# Records for the task:
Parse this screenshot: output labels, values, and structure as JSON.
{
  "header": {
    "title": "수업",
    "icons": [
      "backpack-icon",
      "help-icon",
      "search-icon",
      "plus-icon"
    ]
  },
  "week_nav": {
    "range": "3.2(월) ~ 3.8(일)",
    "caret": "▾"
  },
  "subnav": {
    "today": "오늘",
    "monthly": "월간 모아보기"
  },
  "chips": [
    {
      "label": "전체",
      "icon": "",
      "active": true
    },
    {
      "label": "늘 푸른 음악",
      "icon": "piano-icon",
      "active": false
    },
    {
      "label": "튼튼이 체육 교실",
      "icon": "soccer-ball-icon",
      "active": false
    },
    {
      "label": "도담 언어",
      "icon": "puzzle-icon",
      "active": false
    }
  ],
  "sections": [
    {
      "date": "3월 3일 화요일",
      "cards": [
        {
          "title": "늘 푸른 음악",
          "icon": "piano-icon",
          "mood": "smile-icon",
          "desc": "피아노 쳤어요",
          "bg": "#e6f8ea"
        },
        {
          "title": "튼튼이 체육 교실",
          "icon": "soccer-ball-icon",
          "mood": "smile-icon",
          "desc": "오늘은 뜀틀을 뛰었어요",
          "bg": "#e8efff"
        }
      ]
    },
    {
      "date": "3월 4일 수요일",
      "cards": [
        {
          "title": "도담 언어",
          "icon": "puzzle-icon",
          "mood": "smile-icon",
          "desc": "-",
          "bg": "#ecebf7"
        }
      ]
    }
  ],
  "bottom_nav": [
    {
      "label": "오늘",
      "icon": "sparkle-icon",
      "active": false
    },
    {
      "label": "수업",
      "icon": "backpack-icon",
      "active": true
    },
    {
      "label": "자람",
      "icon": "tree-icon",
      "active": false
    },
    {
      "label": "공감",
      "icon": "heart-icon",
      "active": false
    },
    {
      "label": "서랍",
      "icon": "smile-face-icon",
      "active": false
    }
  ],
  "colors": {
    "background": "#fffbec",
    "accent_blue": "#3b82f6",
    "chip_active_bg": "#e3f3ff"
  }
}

# Written request:
Copy out all the entries shown above, character for character.

# Answer to the problem:
Parse this screenshot: output labels, values, and structure as JSON.
{
  "header": {
    "title": "수업",
    "icons": [
      "backpack-icon",
      "help-icon",
      "search-icon",
      "plus-icon"
    ]
  },
  "week_nav": {
    "range": "3.2(월) ~ 3.8(일)",
    "caret": "▾"
  },
  "subnav": {
    "today": "오늘",
    "monthly": "월간 모아보기"
  },
  "chips": [
    {
      "label": "전체",
      "icon": "",
      "active": true
    },
    {
      "label": "늘 푸른 음악",
      "icon": "piano-icon",
      "active": false
    },
    {
      "label": "튼튼이 체육 교실",
      "icon": "soccer-ball-icon",
      "active": false
    },
    {
      "label": "도담 언어",
      "icon": "puzzle-icon",
      "active": false
    }
  ],
  "sections": [
    {
      "date": "3월 3일 화요일",
      "cards": [
        {
          "title": "늘 푸른 음악",
          "icon": "piano-icon",
          "mood": "smile-icon",
          "desc": "피아노 쳤어요",
          "bg": "#e6f8ea"
        },
        {
          "title": "튼튼이 체육 교실",
          "icon": "soccer-ball-icon",
          "mood": "smile-icon",
          "desc": "오늘은 뜀틀을 뛰었어요",
          "bg": "#e8efff"
        }
      ]
    },
    {
      "date": "3월 4일 수요일",
      "cards": [
        {
          "title": "도담 언어",
          "icon": "puzzle-icon",
          "mood": "smile-icon",
          "desc": "-",
          "bg": "#ecebf7"
        }
      ]
    }
  ],
  "bottom_nav": [
    {
      "label": "오늘",
      "icon": "sparkle-icon",
      "active": false
    },
    {
      "label": "수업",
      "icon": "backpack-icon",
      "active": true
    },
    {
      "label": "자람",
      "icon": "tree-icon",
      "active": false
    },
    {
      "label": "공감",
      "icon": "heart-icon",
      "active": false
    },
    {
      "label": "서랍",
      "icon": "smile-face-icon",
      "active": false
    }
  ],
  "colors": {
    "background": "#fffbec",
    "accent_blue": "#3b82f6",
    "chip_active_bg": "#e3f3ff"
  }
}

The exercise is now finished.